Given task:
Identify and copy all lines of the material where the string "JSON" is found.

───

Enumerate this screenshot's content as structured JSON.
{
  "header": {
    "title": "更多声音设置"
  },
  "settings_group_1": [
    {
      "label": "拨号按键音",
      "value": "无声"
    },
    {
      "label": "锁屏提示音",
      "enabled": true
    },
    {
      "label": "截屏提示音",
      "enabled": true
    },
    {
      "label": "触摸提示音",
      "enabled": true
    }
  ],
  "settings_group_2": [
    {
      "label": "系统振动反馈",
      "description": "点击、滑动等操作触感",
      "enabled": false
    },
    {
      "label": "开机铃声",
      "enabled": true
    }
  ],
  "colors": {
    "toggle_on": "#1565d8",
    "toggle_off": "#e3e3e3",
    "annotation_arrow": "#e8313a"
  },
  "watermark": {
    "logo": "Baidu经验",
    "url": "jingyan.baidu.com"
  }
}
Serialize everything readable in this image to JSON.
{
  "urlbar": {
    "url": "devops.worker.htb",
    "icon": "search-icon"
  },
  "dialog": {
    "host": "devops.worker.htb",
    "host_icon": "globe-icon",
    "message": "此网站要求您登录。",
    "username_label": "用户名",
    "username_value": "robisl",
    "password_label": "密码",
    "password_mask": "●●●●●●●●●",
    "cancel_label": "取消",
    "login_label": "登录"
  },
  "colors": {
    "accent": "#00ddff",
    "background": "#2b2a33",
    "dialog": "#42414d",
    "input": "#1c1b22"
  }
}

───

Answer to this task:
Enumerate this screenshot's content as structured JSON.
Serialize everything readable in this image to JSON.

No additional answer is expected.